**REQUIREMENT**
Retype the listing that follows, word for word.

── DATA PROVIDED ──

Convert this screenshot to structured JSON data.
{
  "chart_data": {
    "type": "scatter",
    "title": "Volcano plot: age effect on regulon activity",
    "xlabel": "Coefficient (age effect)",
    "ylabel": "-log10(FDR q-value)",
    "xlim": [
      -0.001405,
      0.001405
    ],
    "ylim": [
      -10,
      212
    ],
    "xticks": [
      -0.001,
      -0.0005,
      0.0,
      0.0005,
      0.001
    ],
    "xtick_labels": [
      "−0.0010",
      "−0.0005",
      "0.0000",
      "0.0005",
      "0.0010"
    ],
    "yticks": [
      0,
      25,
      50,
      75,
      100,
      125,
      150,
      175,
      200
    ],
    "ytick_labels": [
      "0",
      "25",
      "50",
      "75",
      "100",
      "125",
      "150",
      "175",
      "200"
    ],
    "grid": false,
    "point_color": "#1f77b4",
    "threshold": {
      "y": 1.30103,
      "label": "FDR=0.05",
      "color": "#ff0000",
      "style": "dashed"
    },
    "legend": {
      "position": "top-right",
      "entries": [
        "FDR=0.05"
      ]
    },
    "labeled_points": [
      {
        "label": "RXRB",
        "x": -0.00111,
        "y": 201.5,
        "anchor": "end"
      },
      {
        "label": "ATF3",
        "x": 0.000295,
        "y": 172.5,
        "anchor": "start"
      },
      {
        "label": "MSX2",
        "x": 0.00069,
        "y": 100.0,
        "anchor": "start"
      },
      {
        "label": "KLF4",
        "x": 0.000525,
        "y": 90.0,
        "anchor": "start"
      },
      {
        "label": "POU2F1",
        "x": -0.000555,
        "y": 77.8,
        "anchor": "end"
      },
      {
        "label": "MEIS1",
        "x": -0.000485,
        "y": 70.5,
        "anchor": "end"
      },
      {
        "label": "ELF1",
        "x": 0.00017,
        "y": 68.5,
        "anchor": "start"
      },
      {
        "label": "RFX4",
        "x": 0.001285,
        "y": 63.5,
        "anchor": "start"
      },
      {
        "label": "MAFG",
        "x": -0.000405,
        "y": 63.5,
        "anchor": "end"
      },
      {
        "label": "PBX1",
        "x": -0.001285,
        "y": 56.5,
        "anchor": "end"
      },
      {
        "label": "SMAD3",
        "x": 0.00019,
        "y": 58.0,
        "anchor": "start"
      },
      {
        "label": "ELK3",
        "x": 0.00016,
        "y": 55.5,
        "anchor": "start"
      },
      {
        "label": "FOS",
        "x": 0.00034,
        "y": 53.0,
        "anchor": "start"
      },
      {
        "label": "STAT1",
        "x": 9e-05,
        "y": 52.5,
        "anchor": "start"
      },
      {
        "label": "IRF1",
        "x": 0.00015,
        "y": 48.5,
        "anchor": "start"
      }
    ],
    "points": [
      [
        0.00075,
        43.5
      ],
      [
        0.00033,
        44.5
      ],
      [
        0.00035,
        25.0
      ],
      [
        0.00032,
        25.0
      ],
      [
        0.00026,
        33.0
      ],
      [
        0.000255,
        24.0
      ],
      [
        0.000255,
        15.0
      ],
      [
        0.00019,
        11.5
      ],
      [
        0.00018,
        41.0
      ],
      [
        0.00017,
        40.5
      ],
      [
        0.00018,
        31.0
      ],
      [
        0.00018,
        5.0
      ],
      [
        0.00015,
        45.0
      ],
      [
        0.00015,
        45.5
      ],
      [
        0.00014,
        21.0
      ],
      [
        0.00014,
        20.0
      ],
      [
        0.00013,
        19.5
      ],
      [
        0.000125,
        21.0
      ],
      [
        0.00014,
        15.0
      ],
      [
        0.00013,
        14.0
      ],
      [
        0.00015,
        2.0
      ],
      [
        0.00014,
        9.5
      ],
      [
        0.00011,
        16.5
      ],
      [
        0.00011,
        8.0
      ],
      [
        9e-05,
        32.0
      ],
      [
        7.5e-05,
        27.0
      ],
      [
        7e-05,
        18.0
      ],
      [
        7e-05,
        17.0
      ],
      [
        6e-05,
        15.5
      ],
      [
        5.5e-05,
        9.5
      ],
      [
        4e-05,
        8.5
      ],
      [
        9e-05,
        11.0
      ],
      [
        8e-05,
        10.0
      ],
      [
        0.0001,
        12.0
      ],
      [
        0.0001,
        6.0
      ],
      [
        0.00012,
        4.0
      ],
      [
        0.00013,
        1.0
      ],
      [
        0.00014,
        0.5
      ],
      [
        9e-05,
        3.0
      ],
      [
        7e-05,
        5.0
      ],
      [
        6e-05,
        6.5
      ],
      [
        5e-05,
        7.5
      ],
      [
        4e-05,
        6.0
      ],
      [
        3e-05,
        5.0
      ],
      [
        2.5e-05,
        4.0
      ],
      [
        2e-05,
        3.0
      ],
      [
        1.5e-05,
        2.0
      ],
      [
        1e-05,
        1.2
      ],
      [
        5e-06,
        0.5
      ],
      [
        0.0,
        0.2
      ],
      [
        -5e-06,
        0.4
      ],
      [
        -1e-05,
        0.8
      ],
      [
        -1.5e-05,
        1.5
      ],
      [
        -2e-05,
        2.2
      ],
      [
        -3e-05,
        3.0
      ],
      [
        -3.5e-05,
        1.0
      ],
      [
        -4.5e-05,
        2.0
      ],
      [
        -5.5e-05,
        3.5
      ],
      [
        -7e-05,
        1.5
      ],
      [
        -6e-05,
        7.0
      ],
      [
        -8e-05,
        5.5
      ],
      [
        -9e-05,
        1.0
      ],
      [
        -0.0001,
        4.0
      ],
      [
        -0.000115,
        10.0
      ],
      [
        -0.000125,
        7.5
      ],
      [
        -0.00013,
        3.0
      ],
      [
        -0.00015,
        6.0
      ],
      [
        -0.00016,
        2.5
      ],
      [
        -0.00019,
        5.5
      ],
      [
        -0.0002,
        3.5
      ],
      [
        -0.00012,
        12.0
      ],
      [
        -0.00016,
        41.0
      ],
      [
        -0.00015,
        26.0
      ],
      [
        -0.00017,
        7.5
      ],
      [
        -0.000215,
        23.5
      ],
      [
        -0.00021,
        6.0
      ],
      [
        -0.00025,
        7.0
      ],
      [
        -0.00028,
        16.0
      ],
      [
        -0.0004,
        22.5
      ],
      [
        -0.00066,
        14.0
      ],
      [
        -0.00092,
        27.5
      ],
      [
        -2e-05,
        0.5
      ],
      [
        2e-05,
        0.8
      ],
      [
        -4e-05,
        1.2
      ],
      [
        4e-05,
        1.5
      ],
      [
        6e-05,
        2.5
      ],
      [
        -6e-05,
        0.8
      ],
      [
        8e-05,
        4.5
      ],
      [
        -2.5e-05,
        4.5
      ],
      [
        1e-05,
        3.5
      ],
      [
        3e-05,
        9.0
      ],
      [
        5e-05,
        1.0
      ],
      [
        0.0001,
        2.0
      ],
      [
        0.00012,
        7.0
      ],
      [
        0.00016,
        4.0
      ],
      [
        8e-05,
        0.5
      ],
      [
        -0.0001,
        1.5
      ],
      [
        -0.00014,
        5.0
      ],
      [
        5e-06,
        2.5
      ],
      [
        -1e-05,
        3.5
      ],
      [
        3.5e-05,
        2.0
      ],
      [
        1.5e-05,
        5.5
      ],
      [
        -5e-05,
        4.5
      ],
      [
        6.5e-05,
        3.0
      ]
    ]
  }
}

───

**RESPONSE TO THE TASK**
Convert this screenshot to structured JSON data.
{
  "chart_data": {
    "type": "scatter",
    "title": "Volcano plot: age effect on regulon activity",
    "xlabel": "Coefficient (age effect)",
    "ylabel": "-log10(FDR q-value)",
    "xlim": [
      -0.001405,
      0.001405
    ],
    "ylim": [
      -10,
      212
    ],
    "xticks": [
      -0.001,
      -0.0005,
      0.0,
      0.0005,
      0.001
    ],
    "xtick_labels": [
      "−0.0010",
      "−0.0005",
      "0.0000",
      "0.0005",
      "0.0010"
    ],
    "yticks": [
      0,
      25,
      50,
      75,
      100,
      125,
      150,
      175,
      200
    ],
    "ytick_labels": [
      "0",
      "25",
      "50",
      "75",
      "100",
      "125",
      "150",
      "175",
      "200"
    ],
    "grid": false,
    "point_color": "#1f77b4",
    "threshold": {
      "y": 1.30103,
      "label": "FDR=0.05",
      "color": "#ff0000",
      "style": "dashed"
    },
    "legend": {
      "position": "top-right",
      "entries": [
        "FDR=0.05"
      ]
    },
    "labeled_points": [
      {
        "label": "RXRB",
        "x": -0.00111,
        "y": 201.5,
        "anchor": "end"
      },
      {
        "label": "ATF3",
        "x": 0.000295,
        "y": 172.5,
        "anchor": "start"
      },
      {
        "label": "MSX2",
        "x": 0.00069,
        "y": 100.0,
        "anchor": "start"
      },
      {
        "label": "KLF4",
        "x": 0.000525,
        "y": 90.0,
        "anchor": "start"
      },
      {
        "label": "POU2F1",
        "x": -0.000555,
        "y": 77.8,
        "anchor": "end"
      },
      {
        "label": "MEIS1",
        "x": -0.000485,
        "y": 70.5,
        "anchor": "end"
      },
      {
        "label": "ELF1",
        "x": 0.00017,
        "y": 68.5,
        "anchor": "start"
      },
      {
        "label": "RFX4",
        "x": 0.001285,
        "y": 63.5,
        "anchor": "start"
      },
      {
        "label": "MAFG",
        "x": -0.000405,
        "y": 63.5,
        "anchor": "end"
      },
      {
        "label": "PBX1",
        "x": -0.001285,
        "y": 56.5,
        "anchor": "end"
      },
      {
        "label": "SMAD3",
        "x": 0.00019,
        "y": 58.0,
        "anchor": "start"
      },
      {
        "label": "ELK3",
        "x": 0.00016,
        "y": 55.5,
        "anchor": "start"
      },
      {
        "label": "FOS",
        "x": 0.00034,
        "y": 53.0,
        "anchor": "start"
      },
      {
        "label": "STAT1",
        "x": 9e-05,
        "y": 52.5,
        "anchor": "start"
      },
      {
        "label": "IRF1",
        "x": 0.00015,
        "y": 48.5,
        "anchor": "start"
      }
    ],
    "points": [
      [
        0.00075,
        43.5
      ],
      [
        0.00033,
        44.5
      ],
      [
        0.00035,
        25.0
      ],
      [
        0.00032,
        25.0
      ],
      [
        0.00026,
        33.0
      ],
      [
        0.000255,
        24.0
      ],
      [
        0.000255,
        15.0
      ],
      [
        0.00019,
        11.5
      ],
      [
        0.00018,
        41.0
      ],
      [
        0.00017,
        40.5
      ],
      [
        0.00018,
        31.0
      ],
      [
        0.00018,
        5.0
      ],
      [
        0.00015,
        45.0
      ],
      [
        0.00015,
        45.5
      ],
      [
        0.00014,
        21.0
      ],
      [
        0.00014,
        20.0
      ],
      [
        0.00013,
        19.5
      ],
      [
        0.000125,
        21.0
      ],
      [
        0.00014,
        15.0
      ],
      [
        0.00013,
        14.0
      ],
      [
        0.00015,
        2.0
      ],
      [
        0.00014,
        9.5
      ],
      [
        0.00011,
        16.5
      ],
      [
        0.00011,
        8.0
      ],
      [
        9e-05,
        32.0
      ],
      [
        7.5e-05,
        27.0
      ],
      [
        7e-05,
        18.0
      ],
      [
        7e-05,
        17.0
      ],
      [
        6e-05,
        15.5
      ],
      [
        5.5e-05,
        9.5
      ],
      [
        4e-05,
        8.5
      ],
      [
        9e-05,
        11.0
      ],
      [
        8e-05,
        10.0
      ],
      [
        0.0001,
        12.0
      ],
      [
        0.0001,
        6.0
      ],
      [
        0.00012,
        4.0
      ],
      [
        0.00013,
        1.0
      ],
      [
        0.00014,
        0.5
      ],
      [
        9e-05,
        3.0
      ],
      [
        7e-05,
        5.0
      ],
      [
        6e-05,
        6.5
      ],
      [
        5e-05,
        7.5
      ],
      [
        4e-05,
        6.0
      ],
      [
        3e-05,
        5.0
      ],
      [
        2.5e-05,
        4.0
      ],
      [
        2e-05,
        3.0
      ],
      [
        1.5e-05,
        2.0
      ],
      [
        1e-05,
        1.2
      ],
      [
        5e-06,
        0.5
      ],
      [
        0.0,
        0.2
      ],
      [
        -5e-06,
        0.4
      ],
      [
        -1e-05,
        0.8
      ],
      [
        -1.5e-05,
        1.5
      ],
      [
        -2e-05,
        2.2
      ],
      [
        -3e-05,
        3.0
      ],
      [
        -3.5e-05,
        1.0
      ],
      [
        -4.5e-05,
        2.0
      ],
      [
        -5.5e-05,
        3.5
      ],
      [
        -7e-05,
        1.5
      ],
      [
        -6e-05,
        7.0
      ],
      [
        -8e-05,
        5.5
      ],
      [
        -9e-05,
        1.0
      ],
      [
        -0.0001,
        4.0
      ],
      [
        -0.000115,
        10.0
      ],
      [
        -0.000125,
        7.5
      ],
      [
        -0.00013,
        3.0
      ],
      [
        -0.00015,
        6.0
      ],
      [
        -0.00016,
        2.5
      ],
      [
        -0.00019,
        5.5
      ],
      [
        -0.0002,
        3.5
      ],
      [
        -0.00012,
        12.0
      ],
      [
        -0.00016,
        41.0
      ],
      [
        -0.00015,
        26.0
      ],
      [
        -0.00017,
        7.5
      ],
      [
        -0.000215,
        23.5
      ],
      [
        -0.00021,
        6.0
      ],
      [
        -0.00025,
        7.0
      ],
      [
        -0.00028,
        16.0
      ],
      [
        -0.0004,
        22.5
      ],
      [
        -0.00066,
        14.0
      ],
      [
        -0.00092,
        27.5
      ],
      [
        -2e-05,
        0.5
      ],
      [
        2e-05,
        0.8
      ],
      [
        -4e-05,
        1.2
      ],
      [
        4e-05,
        1.5
      ],
      [
        6e-05,
        2.5
      ],
      [
        -6e-05,
        0.8
      ],
      [
        8e-05,
        4.5
      ],
      [
        -2.5e-05,
        4.5
      ],
      [
        1e-05,
        3.5
      ],
      [
        3e-05,
        9.0
      ],
      [
        5e-05,
        1.0
      ],
      [
        0.0001,
        2.0
      ],
      [
        0.00012,
        7.0
      ],
      [
        0.00016,
        4.0
      ],
      [
        8e-05,
        0.5
      ],
      [
        -0.0001,
        1.5
      ],
      [
        -0.00014,
        5.0
      ],
      [
        5e-06,
        2.5
      ],
      [
        -1e-05,
        3.5
      ],
      [
        3.5e-05,
        2.0
      ],
      [
        1.5e-05,
        5.5
      ],
      [
        -5e-05,
        4.5
      ],
      [
        6.5e-05,
        3.0
      ]
    ]
  }
}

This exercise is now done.